*Problem details*: Copy out each line below that has the word "prior" in it.

— START OF Data shown —

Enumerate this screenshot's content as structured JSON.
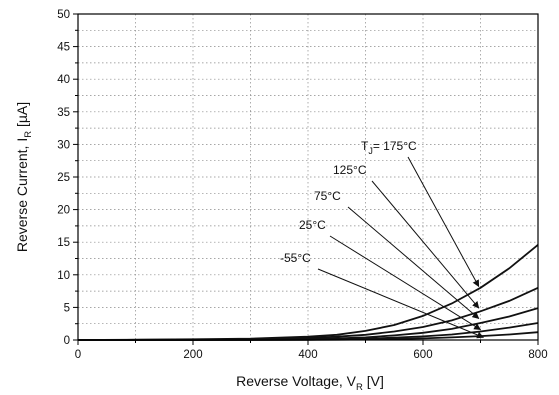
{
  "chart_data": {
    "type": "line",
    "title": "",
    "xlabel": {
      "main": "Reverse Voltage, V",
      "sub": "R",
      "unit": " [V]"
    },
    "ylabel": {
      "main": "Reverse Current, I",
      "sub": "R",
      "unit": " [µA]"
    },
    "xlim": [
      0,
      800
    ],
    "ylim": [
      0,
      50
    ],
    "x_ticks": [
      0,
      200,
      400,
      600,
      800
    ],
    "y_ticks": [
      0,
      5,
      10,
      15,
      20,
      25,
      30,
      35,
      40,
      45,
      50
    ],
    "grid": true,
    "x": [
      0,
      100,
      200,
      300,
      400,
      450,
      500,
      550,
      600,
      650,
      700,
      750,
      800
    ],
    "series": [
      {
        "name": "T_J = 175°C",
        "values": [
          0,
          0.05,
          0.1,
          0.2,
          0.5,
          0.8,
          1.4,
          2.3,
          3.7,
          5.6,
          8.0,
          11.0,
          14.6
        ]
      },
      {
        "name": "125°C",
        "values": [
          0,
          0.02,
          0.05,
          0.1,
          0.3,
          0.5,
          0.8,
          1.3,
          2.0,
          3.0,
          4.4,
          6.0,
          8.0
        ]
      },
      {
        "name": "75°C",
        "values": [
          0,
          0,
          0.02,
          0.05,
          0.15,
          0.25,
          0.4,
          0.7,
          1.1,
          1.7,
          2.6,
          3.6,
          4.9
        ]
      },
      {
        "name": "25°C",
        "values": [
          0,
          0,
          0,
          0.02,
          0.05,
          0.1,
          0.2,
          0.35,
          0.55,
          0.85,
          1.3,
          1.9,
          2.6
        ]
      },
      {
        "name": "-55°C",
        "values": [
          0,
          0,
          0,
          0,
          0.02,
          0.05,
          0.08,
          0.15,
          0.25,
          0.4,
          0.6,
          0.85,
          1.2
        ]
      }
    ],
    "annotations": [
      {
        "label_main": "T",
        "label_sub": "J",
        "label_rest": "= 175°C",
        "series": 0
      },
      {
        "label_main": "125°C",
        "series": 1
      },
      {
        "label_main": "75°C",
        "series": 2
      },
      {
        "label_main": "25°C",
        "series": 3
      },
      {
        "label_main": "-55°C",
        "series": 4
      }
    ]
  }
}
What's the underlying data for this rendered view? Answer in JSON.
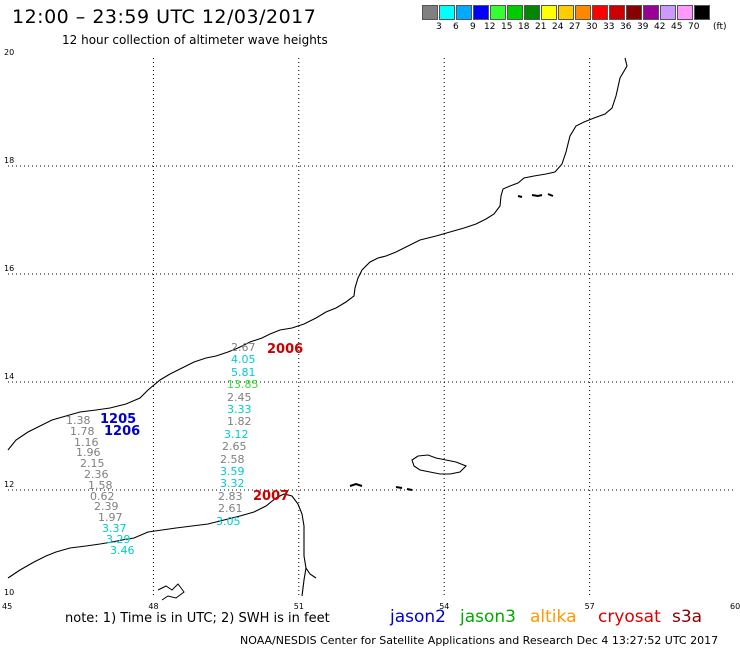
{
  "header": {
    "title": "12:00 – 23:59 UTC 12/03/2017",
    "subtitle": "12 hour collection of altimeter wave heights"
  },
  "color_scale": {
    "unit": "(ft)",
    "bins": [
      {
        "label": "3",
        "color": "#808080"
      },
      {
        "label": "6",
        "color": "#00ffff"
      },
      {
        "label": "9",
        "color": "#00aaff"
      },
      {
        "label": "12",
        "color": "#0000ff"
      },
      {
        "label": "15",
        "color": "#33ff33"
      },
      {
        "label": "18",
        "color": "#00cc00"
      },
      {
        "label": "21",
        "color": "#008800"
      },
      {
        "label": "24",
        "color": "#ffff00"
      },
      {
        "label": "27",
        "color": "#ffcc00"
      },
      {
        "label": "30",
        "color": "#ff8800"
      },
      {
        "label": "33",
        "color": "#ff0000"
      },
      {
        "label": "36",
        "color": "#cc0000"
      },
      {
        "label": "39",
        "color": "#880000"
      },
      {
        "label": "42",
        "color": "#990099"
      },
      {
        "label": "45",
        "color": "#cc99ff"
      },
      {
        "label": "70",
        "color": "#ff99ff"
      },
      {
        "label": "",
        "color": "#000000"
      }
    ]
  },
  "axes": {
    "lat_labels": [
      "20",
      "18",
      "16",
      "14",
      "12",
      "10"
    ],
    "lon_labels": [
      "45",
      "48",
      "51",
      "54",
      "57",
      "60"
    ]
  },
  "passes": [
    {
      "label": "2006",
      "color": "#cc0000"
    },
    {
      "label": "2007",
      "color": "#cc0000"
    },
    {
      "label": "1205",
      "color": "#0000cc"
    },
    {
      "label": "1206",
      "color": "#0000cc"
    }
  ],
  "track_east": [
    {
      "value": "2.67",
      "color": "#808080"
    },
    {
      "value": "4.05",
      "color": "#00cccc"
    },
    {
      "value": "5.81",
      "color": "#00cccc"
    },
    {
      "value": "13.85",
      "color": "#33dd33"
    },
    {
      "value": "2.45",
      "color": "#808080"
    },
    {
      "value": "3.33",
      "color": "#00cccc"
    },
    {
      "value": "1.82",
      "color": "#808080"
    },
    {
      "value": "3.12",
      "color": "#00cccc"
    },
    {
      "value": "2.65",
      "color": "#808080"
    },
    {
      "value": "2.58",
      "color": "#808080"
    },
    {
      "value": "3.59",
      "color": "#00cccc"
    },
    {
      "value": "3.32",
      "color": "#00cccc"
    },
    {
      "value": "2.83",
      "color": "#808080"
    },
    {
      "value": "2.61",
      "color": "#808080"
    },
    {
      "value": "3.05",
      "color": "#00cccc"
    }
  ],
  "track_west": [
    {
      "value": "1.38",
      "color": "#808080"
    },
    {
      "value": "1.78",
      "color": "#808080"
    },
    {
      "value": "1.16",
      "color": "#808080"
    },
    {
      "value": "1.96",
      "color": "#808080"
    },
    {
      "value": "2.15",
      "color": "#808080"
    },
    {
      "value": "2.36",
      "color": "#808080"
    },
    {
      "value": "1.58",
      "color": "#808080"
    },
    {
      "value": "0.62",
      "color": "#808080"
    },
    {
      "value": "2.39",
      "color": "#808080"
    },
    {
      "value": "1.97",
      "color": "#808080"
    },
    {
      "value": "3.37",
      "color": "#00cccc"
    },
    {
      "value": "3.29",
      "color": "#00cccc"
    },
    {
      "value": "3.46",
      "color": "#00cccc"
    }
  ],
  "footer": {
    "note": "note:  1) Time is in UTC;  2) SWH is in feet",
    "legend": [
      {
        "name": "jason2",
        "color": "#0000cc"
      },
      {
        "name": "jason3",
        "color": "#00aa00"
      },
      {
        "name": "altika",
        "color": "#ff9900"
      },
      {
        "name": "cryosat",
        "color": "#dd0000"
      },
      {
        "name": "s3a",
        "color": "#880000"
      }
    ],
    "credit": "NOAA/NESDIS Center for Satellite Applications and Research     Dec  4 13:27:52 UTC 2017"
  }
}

— END OF Data shown —
— START OF Data shown —

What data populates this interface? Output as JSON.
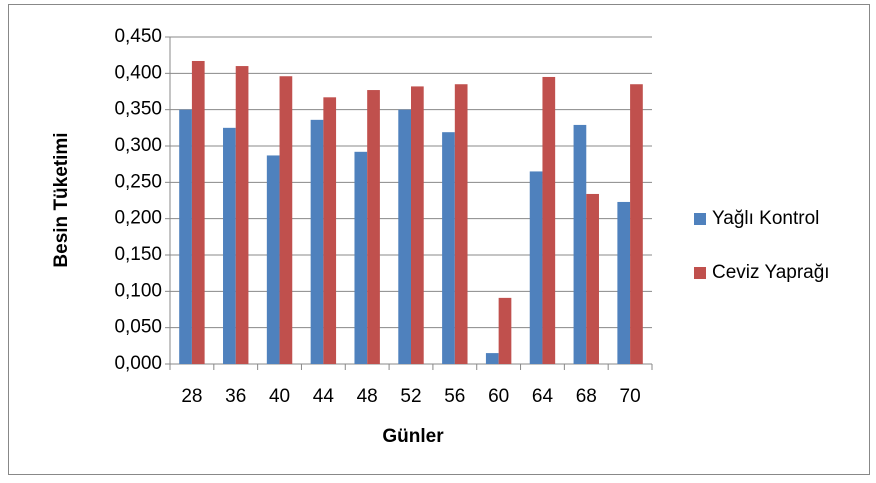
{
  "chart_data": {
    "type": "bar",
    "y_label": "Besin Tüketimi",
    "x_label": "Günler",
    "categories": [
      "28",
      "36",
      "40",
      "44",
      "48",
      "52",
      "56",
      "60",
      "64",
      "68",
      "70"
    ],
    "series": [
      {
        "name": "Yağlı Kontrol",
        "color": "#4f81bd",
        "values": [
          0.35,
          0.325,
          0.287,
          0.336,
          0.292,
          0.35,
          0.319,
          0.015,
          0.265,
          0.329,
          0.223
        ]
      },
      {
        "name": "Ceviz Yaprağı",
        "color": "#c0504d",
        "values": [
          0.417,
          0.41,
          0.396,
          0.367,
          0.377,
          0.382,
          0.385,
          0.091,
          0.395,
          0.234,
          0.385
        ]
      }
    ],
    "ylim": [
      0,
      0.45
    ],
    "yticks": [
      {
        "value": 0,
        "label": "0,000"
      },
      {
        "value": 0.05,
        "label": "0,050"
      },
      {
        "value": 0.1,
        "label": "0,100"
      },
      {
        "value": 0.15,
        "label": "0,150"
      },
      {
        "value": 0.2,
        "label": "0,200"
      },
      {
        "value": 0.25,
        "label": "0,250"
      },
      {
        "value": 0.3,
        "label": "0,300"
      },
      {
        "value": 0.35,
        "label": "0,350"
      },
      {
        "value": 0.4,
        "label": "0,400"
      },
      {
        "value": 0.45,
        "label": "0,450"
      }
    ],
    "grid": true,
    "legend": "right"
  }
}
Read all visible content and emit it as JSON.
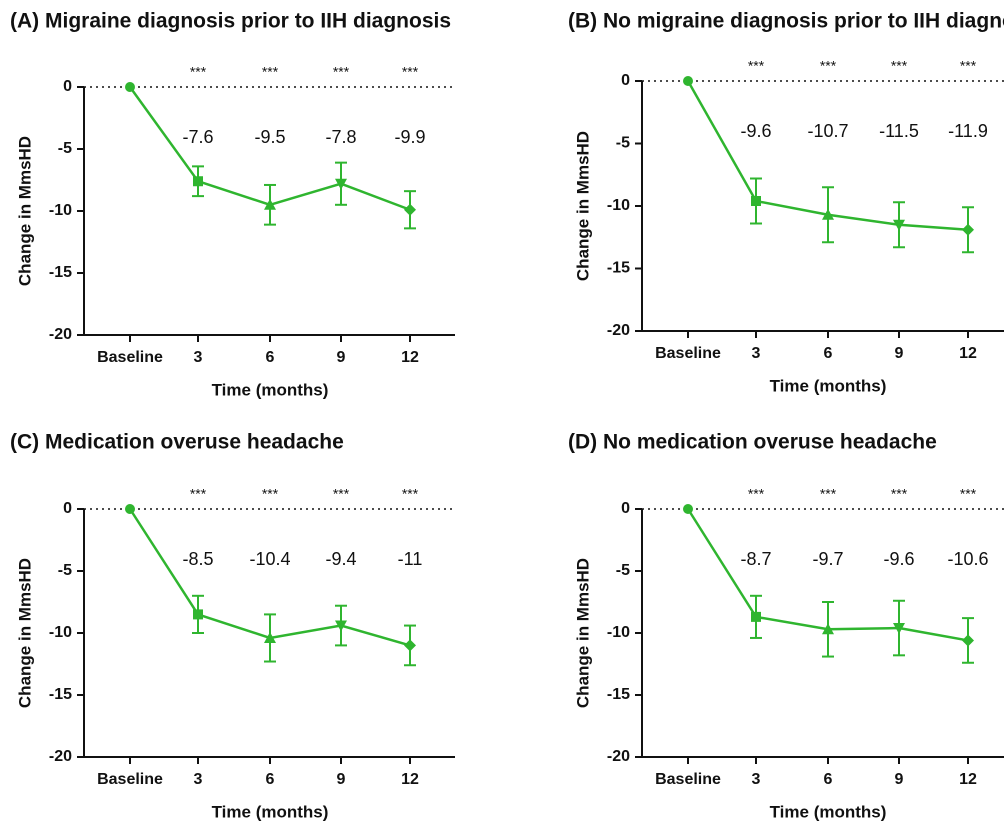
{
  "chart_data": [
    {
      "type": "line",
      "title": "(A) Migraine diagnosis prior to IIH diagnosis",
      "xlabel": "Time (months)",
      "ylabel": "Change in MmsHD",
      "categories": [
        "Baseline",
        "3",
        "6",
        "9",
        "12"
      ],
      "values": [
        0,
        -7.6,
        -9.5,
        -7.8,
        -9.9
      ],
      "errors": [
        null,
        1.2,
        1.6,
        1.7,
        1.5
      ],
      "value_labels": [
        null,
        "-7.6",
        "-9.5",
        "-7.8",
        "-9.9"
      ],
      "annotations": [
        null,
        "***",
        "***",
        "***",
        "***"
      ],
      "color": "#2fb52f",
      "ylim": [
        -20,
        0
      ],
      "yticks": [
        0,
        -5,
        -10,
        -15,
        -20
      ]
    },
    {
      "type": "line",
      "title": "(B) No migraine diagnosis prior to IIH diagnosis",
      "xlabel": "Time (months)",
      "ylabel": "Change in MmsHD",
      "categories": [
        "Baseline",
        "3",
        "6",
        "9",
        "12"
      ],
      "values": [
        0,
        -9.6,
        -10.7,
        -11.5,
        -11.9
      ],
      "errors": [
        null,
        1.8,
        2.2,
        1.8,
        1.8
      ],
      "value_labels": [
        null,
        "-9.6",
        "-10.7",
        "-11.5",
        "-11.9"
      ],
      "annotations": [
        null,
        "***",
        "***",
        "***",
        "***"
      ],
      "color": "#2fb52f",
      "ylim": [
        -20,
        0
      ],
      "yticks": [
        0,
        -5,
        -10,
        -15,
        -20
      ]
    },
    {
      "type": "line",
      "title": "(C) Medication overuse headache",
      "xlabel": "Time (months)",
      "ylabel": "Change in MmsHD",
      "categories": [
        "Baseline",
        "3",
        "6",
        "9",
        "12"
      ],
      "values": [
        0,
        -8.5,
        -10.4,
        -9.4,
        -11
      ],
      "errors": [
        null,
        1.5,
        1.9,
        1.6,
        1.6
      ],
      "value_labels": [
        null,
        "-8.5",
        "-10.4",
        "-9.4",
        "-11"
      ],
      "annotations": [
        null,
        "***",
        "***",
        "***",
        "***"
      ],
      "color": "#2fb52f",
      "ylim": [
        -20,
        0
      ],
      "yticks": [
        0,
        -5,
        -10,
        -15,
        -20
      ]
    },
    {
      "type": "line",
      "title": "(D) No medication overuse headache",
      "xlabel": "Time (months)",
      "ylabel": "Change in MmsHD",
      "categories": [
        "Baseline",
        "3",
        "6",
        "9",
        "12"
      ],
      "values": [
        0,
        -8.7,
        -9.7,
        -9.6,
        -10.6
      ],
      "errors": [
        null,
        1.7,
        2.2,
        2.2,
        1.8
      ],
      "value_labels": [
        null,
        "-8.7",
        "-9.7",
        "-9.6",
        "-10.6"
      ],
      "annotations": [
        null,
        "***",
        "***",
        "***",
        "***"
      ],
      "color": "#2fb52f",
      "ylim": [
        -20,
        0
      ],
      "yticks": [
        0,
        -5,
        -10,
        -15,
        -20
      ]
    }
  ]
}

— END OF Data shown —

*Answer*:
      "title": "(A) Migraine diagnosis prior to IIH diagnosis",
      "title": "(B) No migraine diagnosis prior to IIH diagnosis",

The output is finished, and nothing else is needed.